Problem to work on - Give back every line exactly as it appears, pictures excluded.

Provided data -
--- START ---

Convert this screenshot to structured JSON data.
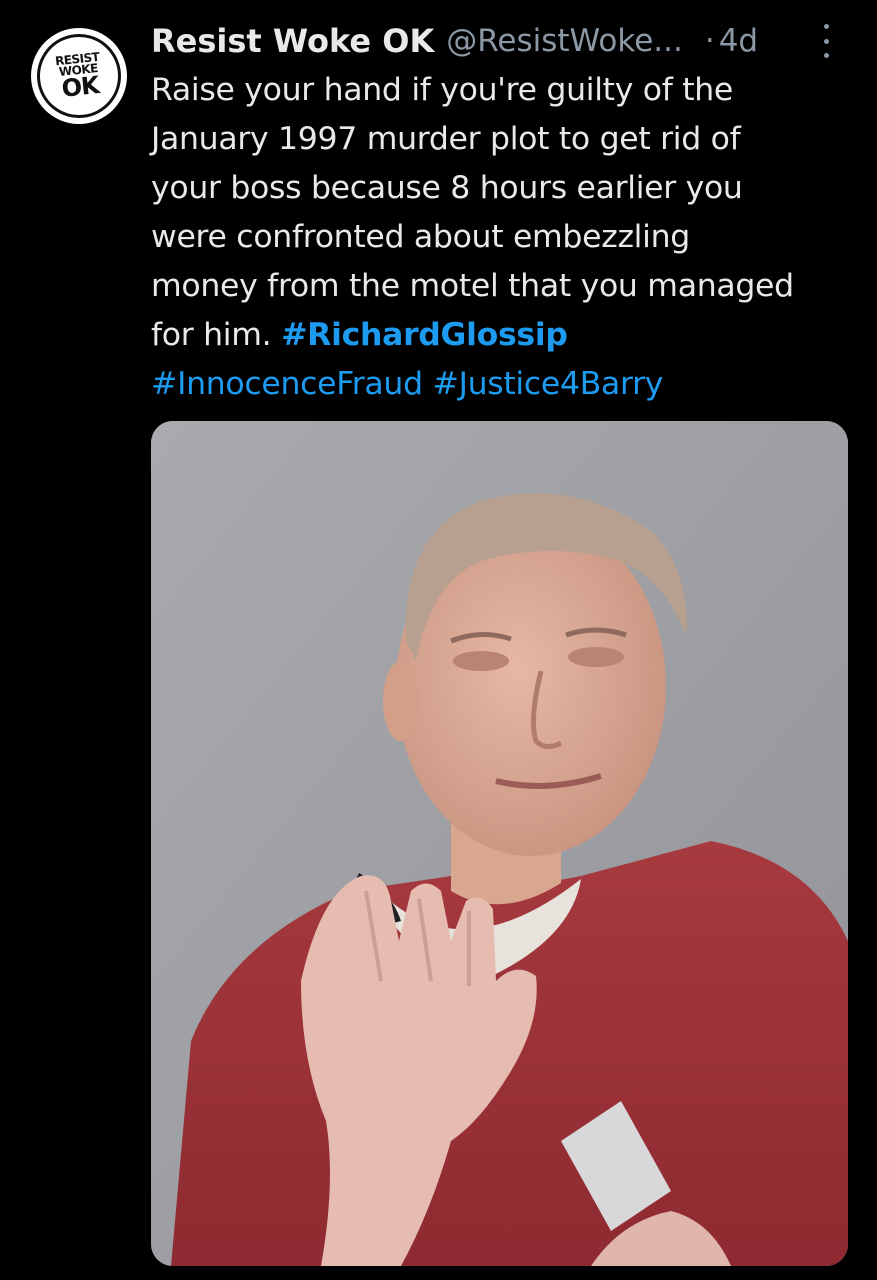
{
  "tweet": {
    "author_name": "Resist Woke OK",
    "author_handle": "@ResistWoke...",
    "separator": "·",
    "time": "4d",
    "avatar_text": [
      "RESIST",
      "WOKE",
      "OK"
    ],
    "text_lines": [
      "Raise your hand if you're guilty of the",
      "January 1997 murder plot to get rid of",
      "your boss because 8 hours earlier you",
      "were confronted about embezzling",
      "money from the motel that you managed"
    ],
    "text_last_prefix": "for him. ",
    "hashtags": [
      "#RichardGlossip",
      "#InnocenceFraud",
      "#Justice4Barry"
    ],
    "media_icon": "photo-man-raising-hand"
  },
  "colors": {
    "background": "#000000",
    "text": "#e7e9ea",
    "secondary": "#8b98a5",
    "link": "#1d9bf0"
  }
}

--- END ---

Written answer -
Convert this screenshot to structured JSON data.
{
  "tweet": {
    "author_name": "Resist Woke OK",
    "author_handle": "@ResistWoke...",
    "separator": "·",
    "time": "4d",
    "avatar_text": [
      "RESIST",
      "WOKE",
      "OK"
    ],
    "text_lines": [
      "Raise your hand if you're guilty of the",
      "January 1997 murder plot to get rid of",
      "your boss because 8 hours earlier you",
      "were confronted about embezzling",
      "money from the motel that you managed"
    ],
    "text_last_prefix": "for him. ",
    "hashtags": [
      "#RichardGlossip",
      "#InnocenceFraud",
      "#Justice4Barry"
    ],
    "media_icon": "photo-man-raising-hand"
  },
  "colors": {
    "background": "#000000",
    "text": "#e7e9ea",
    "secondary": "#8b98a5",
    "link": "#1d9bf0"
  }
}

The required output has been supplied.